▸ **Instruções**
1 - Responda, com base no texto sobre a colcha de retalhos:
(a) Quantos anos se completam na data da postagem?
(b) Que cheiro se desejaria sentir ao acordar?
(c) Quem proporcionou duas alegrias no sábado?
2 - Relacione todas as pessoas que, segundo o texto sobre a colcha de retalhos, estavam presentes na festa surpresa antes da chegada do marido de Sy.
3 - Reescreva de forma mais concisa o parágrafo do texto sobre a colcha de retalhos que começa com "Essa forma de artesanato", mantendo seus fatos principais.

''Eu tenho meus motivos pra ser exatamente do jeito que eu sou, acredite.''

segunda-feira, 27 de setembro de 2010

Colcha de retalhos

Em minha colcha ainda existem lacunas (retalhos) a serem vivenciados e costurados à minha existência...


    Hoje completo 45 anos, (não tenho medo de revelar minha idade....rs), e o presente que eu mais desejaria, seria acordar sentindo aquele cheirinho (dominical) de café com panquecas, levantaria e iria até a cozinha onde sei que "ela" estaria lá, minha força, meu porto seguro, sem ela sinto-me totalmente perdida, sem rumo, sem colo, sem chão...
    Aqueles são um dos principais odores que me reportam à primeira fase de minha existência. Aquele cheiro tão peculiar me devolve aos braços de minha mãe, lugar onde não caibo mais.
     Sábado minha amiga Sy me proporcionou duas alegrias, a primeira foi recordar minha infância comendo amoras no pé!... Nossa não lembrava como era bom!! Voltava para casa com as mãos e a camiseta tingida de roxo e nunca levei uma bronca de minha mãe por isso. A segunda alegria foi uma festa surpresa, ( em que estavam presentes somente a aniversariante, minha filha, minha sobrinha Ale e a Sy), estava estampado em seu semblante o desapontamento pelo "furo" das pessoas que foram convidadas, mas eu amei de coração!! Logo após chegou o marido da Sy com mais 4 amigos, e não é que transformou-se em um super jantar com emoções automobilisticas e tudo... rs (amiga... acho que Deus te mandou para talvez substituir aquela a quem ele me tirou, para me dar alento nas horas que preciso...).
    As lembranças de minha vida me recordam as velhas tramas das colchas de retalhos, trabalho artesanal que realiza a proeza de fazer novo o que é velho.
     Minhas memórias são como pequenos retalhos que recuperam o viço da beleza quando postos ao lado de outros. O processo da feitura de uma colcha de retalhos é muito interessante. Requer sensibilidade para perceber os contrastes que serão bonitos, quando foram vistos no conxtexto do todo,
     Essa forma de artesanato trabalha a partir de uma reciclagem que proporciona o encontro de tecidos. São oriundos das mais diversas situações. Tecidos de festas, tecidos de mortes, tecidos do cotidiano, todos encontrando o destino de mão de mulheres que os costuram numa trama única. Mulheres que, de maneira ritual e sensível, reconciliam as diferenças do mundo, O tecido pobre, opaco, ganha vida ao ser costurado ao lado do tecido sedoso e vibrante.

[Registros de diagramação]

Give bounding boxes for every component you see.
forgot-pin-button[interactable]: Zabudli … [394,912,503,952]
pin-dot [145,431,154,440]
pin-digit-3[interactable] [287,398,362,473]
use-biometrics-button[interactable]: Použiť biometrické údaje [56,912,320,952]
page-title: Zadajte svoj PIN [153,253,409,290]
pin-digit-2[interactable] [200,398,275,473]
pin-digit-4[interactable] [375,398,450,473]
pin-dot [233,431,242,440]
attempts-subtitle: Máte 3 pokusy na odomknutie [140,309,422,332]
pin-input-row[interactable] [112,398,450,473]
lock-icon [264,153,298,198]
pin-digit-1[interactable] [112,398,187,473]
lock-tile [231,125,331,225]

▸ **Respostas às tarefas**
1 -
(a) 45 anos.
(b) O cheiro de café com panquecas.
(c) A amiga Sy.

2 -
- A aniversariante
- A filha da aniversariante
- A sobrinha Ale
- Sy

3 - Esse artesanato recicla tecidos das mais diversas origens: de festas, de mortes e do cotidiano. Mãos de mulheres os costuram numa trama única e, de modo ritual e sensível, reconciliam as diferenças do mundo. Assim, o tecido pobre e opaco ganha vida ao lado do tecido sedoso e vibrante.